■ GIVEN TASK: The entries below are to be repeated exactly as they stand.

**********

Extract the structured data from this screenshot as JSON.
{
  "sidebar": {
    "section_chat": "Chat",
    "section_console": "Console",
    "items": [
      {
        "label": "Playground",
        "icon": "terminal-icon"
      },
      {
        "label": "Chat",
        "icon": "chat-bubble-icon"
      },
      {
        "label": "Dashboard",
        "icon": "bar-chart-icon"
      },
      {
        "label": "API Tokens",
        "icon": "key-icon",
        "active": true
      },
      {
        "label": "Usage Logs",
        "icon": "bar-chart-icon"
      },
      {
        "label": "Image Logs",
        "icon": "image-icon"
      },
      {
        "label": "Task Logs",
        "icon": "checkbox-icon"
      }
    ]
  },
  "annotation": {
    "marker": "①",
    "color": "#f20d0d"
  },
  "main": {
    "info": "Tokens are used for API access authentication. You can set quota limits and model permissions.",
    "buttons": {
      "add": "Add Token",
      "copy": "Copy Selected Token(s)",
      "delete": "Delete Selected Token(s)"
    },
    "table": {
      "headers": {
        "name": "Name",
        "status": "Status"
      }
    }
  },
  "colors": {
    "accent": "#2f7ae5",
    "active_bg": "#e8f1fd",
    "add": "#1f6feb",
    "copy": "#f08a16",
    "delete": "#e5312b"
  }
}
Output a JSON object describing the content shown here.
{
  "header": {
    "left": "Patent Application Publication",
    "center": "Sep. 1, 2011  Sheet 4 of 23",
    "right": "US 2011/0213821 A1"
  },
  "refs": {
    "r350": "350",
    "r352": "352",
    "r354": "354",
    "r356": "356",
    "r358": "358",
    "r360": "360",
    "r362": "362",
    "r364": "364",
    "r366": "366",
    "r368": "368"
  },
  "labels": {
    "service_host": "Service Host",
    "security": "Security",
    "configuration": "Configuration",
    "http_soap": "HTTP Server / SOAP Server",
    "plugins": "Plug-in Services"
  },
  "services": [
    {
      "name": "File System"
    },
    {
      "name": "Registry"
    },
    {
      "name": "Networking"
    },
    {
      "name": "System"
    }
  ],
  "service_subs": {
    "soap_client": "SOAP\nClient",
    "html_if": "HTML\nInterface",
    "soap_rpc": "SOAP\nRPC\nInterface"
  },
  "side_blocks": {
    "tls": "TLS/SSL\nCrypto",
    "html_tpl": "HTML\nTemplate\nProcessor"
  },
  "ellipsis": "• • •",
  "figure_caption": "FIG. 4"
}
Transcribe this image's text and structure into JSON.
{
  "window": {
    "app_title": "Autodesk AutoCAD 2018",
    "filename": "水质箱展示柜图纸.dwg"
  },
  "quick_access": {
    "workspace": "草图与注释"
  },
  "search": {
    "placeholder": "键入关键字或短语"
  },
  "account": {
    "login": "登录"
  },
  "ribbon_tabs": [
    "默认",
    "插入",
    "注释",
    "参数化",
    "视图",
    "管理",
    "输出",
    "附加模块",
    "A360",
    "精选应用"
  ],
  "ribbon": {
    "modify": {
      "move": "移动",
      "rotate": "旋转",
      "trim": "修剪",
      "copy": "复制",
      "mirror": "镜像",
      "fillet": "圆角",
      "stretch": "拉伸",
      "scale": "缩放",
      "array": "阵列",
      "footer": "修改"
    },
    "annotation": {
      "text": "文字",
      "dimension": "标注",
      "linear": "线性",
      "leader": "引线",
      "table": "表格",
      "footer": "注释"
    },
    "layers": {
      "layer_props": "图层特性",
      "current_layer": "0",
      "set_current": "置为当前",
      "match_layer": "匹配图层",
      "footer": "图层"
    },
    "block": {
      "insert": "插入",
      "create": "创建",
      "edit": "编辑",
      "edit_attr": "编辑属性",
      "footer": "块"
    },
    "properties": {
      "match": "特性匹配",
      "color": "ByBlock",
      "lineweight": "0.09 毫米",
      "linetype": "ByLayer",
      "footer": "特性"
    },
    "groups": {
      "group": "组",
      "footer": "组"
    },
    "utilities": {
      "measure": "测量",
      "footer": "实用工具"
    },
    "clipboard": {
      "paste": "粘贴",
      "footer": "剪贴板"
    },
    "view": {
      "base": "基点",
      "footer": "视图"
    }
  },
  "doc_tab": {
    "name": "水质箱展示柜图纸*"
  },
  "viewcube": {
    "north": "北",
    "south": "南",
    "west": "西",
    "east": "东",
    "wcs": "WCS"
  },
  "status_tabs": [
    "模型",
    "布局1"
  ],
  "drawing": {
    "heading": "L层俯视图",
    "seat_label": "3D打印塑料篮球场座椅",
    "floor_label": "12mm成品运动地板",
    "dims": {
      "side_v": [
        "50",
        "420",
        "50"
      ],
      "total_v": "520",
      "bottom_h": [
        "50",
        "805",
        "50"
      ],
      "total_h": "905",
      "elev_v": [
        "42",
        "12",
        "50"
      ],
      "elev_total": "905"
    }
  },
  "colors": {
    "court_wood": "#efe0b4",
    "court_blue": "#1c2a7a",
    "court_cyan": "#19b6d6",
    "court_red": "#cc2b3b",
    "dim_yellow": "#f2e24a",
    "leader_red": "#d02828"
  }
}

**********

■ RESULT FOR THIS EXERCISE:
Extract the structured data from this screenshot as JSON.
{
  "sidebar": {
    "section_chat": "Chat",
    "section_console": "Console",
    "items": [
      {
        "label": "Playground",
        "icon": "terminal-icon"
      },
      {
        "label": "Chat",
        "icon": "chat-bubble-icon"
      },
      {
        "label": "Dashboard",
        "icon": "bar-chart-icon"
      },
      {
        "label": "API Tokens",
        "icon": "key-icon",
        "active": true
      },
      {
        "label": "Usage Logs",
        "icon": "bar-chart-icon"
      },
      {
        "label": "Image Logs",
        "icon": "image-icon"
      },
      {
        "label": "Task Logs",
        "icon": "checkbox-icon"
      }
    ]
  },
  "annotation": {
    "marker": "①",
    "color": "#f20d0d"
  },
  "main": {
    "info": "Tokens are used for API access authentication. You can set quota limits and model permissions.",
    "buttons": {
      "add": "Add Token",
      "copy": "Copy Selected Token(s)",
      "delete": "Delete Selected Token(s)"
    },
    "table": {
      "headers": {
        "name": "Name",
        "status": "Status"
      }
    }
  },
  "colors": {
    "accent": "#2f7ae5",
    "active_bg": "#e8f1fd",
    "add": "#1f6feb",
    "copy": "#f08a16",
    "delete": "#e5312b"
  }
}
Output a JSON object describing the content shown here.
{
  "header": {
    "left": "Patent Application Publication",
    "center": "Sep. 1, 2011  Sheet 4 of 23",
    "right": "US 2011/0213821 A1"
  },
  "refs": {
    "r350": "350",
    "r352": "352",
    "r354": "354",
    "r356": "356",
    "r358": "358",
    "r360": "360",
    "r362": "362",
    "r364": "364",
    "r366": "366",
    "r368": "368"
  },
  "labels": {
    "service_host": "Service Host",
    "security": "Security",
    "configuration": "Configuration",
    "http_soap": "HTTP Server / SOAP Server",
    "plugins": "Plug-in Services"
  },
  "services": [
    {
      "name": "File System"
    },
    {
      "name": "Registry"
    },
    {
      "name": "Networking"
    },
    {
      "name": "System"
    }
  ],
  "service_subs": {
    "soap_client": "SOAP\nClient",
    "html_if": "HTML\nInterface",
    "soap_rpc": "SOAP\nRPC\nInterface"
  },
  "side_blocks": {
    "tls": "TLS/SSL\nCrypto",
    "html_tpl": "HTML\nTemplate\nProcessor"
  },
  "ellipsis": "• • •",
  "figure_caption": "FIG. 4"
}
Transcribe this image's text and structure into JSON.
{
  "window": {
    "app_title": "Autodesk AutoCAD 2018",
    "filename": "水质箱展示柜图纸.dwg"
  },
  "quick_access": {
    "workspace": "草图与注释"
  },
  "search": {
    "placeholder": "键入关键字或短语"
  },
  "account": {
    "login": "登录"
  },
  "ribbon_tabs": [
    "默认",
    "插入",
    "注释",
    "参数化",
    "视图",
    "管理",
    "输出",
    "附加模块",
    "A360",
    "精选应用"
  ],
  "ribbon": {
    "modify": {
      "move": "移动",
      "rotate": "旋转",
      "trim": "修剪",
      "copy": "复制",
      "mirror": "镜像",
      "fillet": "圆角",
      "stretch": "拉伸",
      "scale": "缩放",
      "array": "阵列",
      "footer": "修改"
    },
    "annotation": {
      "text": "文字",
      "dimension": "标注",
      "linear": "线性",
      "leader": "引线",
      "table": "表格",
      "footer": "注释"
    },
    "layers": {
      "layer_props": "图层特性",
      "current_layer": "0",
      "set_current": "置为当前",
      "match_layer": "匹配图层",
      "footer": "图层"
    },
    "block": {
      "insert": "插入",
      "create": "创建",
      "edit": "编辑",
      "edit_attr": "编辑属性",
      "footer": "块"
    },
    "properties": {
      "match": "特性匹配",
      "color": "ByBlock",
      "lineweight": "0.09 毫米",
      "linetype": "ByLayer",
      "footer": "特性"
    },
    "groups": {
      "group": "组",
      "footer": "组"
    },
    "utilities": {
      "measure": "测量",
      "footer": "实用工具"
    },
    "clipboard": {
      "paste": "粘贴",
      "footer": "剪贴板"
    },
    "view": {
      "base": "基点",
      "footer": "视图"
    }
  },
  "doc_tab": {
    "name": "水质箱展示柜图纸*"
  },
  "viewcube": {
    "north": "北",
    "south": "南",
    "west": "西",
    "east": "东",
    "wcs": "WCS"
  },
  "status_tabs": [
    "模型",
    "布局1"
  ],
  "drawing": {
    "heading": "L层俯视图",
    "seat_label": "3D打印塑料篮球场座椅",
    "floor_label": "12mm成品运动地板",
    "dims": {
      "side_v": [
        "50",
        "420",
        "50"
      ],
      "total_v": "520",
      "bottom_h": [
        "50",
        "805",
        "50"
      ],
      "total_h": "905",
      "elev_v": [
        "42",
        "12",
        "50"
      ],
      "elev_total": "905"
    }
  },
  "colors": {
    "court_wood": "#efe0b4",
    "court_blue": "#1c2a7a",
    "court_cyan": "#19b6d6",
    "court_red": "#cc2b3b",
    "dim_yellow": "#f2e24a",
    "leader_red": "#d02828"
  }
}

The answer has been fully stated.